**Exercise:** Please state how many lines in the records contain the string "проверки", with no words besides the number.

**Supplied records:**
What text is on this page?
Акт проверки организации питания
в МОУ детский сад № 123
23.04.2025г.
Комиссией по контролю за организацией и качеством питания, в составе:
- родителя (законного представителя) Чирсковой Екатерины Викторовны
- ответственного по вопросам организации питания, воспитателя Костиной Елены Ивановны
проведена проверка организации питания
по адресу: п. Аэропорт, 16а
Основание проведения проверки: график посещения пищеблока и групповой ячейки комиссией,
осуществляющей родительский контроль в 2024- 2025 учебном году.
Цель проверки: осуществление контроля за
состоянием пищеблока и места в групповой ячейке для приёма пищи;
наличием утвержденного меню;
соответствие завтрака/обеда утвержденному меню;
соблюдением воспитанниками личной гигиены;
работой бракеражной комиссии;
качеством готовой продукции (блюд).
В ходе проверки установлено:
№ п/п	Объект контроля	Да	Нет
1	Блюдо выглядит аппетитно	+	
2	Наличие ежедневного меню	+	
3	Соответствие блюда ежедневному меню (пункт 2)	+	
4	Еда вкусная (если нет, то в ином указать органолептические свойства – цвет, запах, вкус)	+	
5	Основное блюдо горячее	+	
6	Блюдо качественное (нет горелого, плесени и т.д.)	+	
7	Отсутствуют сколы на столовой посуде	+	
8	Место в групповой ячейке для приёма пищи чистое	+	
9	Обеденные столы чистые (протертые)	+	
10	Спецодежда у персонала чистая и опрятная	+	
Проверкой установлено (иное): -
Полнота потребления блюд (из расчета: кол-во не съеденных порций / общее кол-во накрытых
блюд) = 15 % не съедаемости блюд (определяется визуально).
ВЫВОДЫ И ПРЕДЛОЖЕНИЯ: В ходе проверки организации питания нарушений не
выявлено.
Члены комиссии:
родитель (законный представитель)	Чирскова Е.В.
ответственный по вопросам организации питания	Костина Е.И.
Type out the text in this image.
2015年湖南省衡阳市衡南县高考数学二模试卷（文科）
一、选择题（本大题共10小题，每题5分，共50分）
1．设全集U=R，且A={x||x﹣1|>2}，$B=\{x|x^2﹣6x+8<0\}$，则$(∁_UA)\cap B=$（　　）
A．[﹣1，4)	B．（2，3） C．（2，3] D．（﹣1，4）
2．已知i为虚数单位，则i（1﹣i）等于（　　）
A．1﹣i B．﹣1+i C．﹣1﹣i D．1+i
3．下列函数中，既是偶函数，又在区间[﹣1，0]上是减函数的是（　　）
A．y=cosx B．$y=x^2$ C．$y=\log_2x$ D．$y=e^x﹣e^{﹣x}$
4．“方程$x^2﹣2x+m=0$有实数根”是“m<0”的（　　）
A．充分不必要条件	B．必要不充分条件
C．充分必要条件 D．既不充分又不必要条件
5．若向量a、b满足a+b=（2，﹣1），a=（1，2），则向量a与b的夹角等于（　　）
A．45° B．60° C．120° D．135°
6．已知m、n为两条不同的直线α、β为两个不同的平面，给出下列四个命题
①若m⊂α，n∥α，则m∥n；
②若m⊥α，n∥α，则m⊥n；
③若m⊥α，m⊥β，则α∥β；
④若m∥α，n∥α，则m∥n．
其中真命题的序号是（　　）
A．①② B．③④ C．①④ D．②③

**Problem solution:** 5